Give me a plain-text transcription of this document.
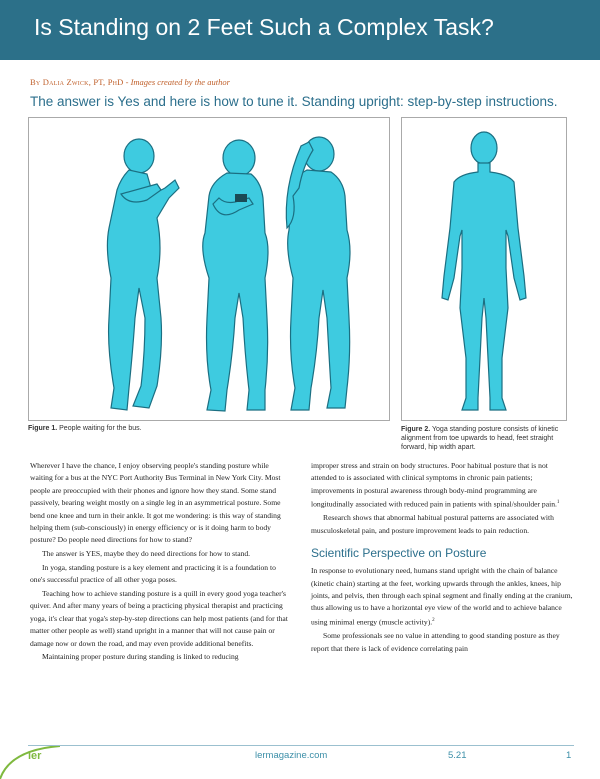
Is Standing on 2 Feet Such a Complex Task?
By Dalia Zwick, PT, PhD - Images created by the author
The answer is Yes and here is how to tune it. Standing upright: step-by-step instructions.
Figure 1. People waiting for the bus.	Figure 2. Yoga standing posture consists of kinetic alignment from toe upwards to head, feet straight forward, hip width apart.

Wherever I have the chance, I enjoy observing people's standing posture while waiting for a bus at the NYC Port Authority Bus Terminal in New York City. Most people are preoccupied with their phones and ignore how they stand. Some stand passively, bearing weight mostly on a single leg in an asymmetrical posture. Some bend one knee and turn in their ankle. It got me wondering: is this way of standing helping them (sub-consciously) in energy efficiency or is it doing harm to body posture? Do people need directions for how to stand?

The answer is YES, maybe they do need directions for how to stand.

In yoga, standing posture is a key element and practicing it is a foundation to one's successful practice of all other yoga poses.

Teaching how to achieve standing posture is a quill in every good yoga teacher's quiver. And after many years of being a practicing physical therapist and practicing yoga, it's clear that yoga's step-by-step directions can help most patients (and for that matter other people as well) stand upright in a manner that will not cause pain or damage now or down the road, and may even provide additional benefits.

Maintaining proper posture during standing is linked to reducing

improper stress and strain on body structures. Poor habitual posture that is not attended to is associated with clinical symptoms in chronic pain patients; improvements in postural awareness through body-mind programming are longitudinally associated with reduced pain in patients with spinal/shoulder pain.$^1$

Research shows that abnormal habitual postural patterns are associated with musculoskeletal pain, and posture improvement leads to pain reduction.

Scientific Perspective on Posture

In response to evolutionary need, humans stand upright with the chain of balance (kinetic chain) starting at the feet, working upwards through the ankles, knees, hip joints, and pelvis, then through each spinal segment and finally ending at the cranium, thus allowing us to have a horizontal eye view of the world and to achieve balance using minimal energy (muscle activity).$^2$

Some professionals see no value in attending to good standing posture as they report that there is lack of evidence correlating pain

ler	lermagazine.com	5.21	1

☆ ☆ ☆

Using the listing above, count the lines that contain the word "answer" and state only that number.

2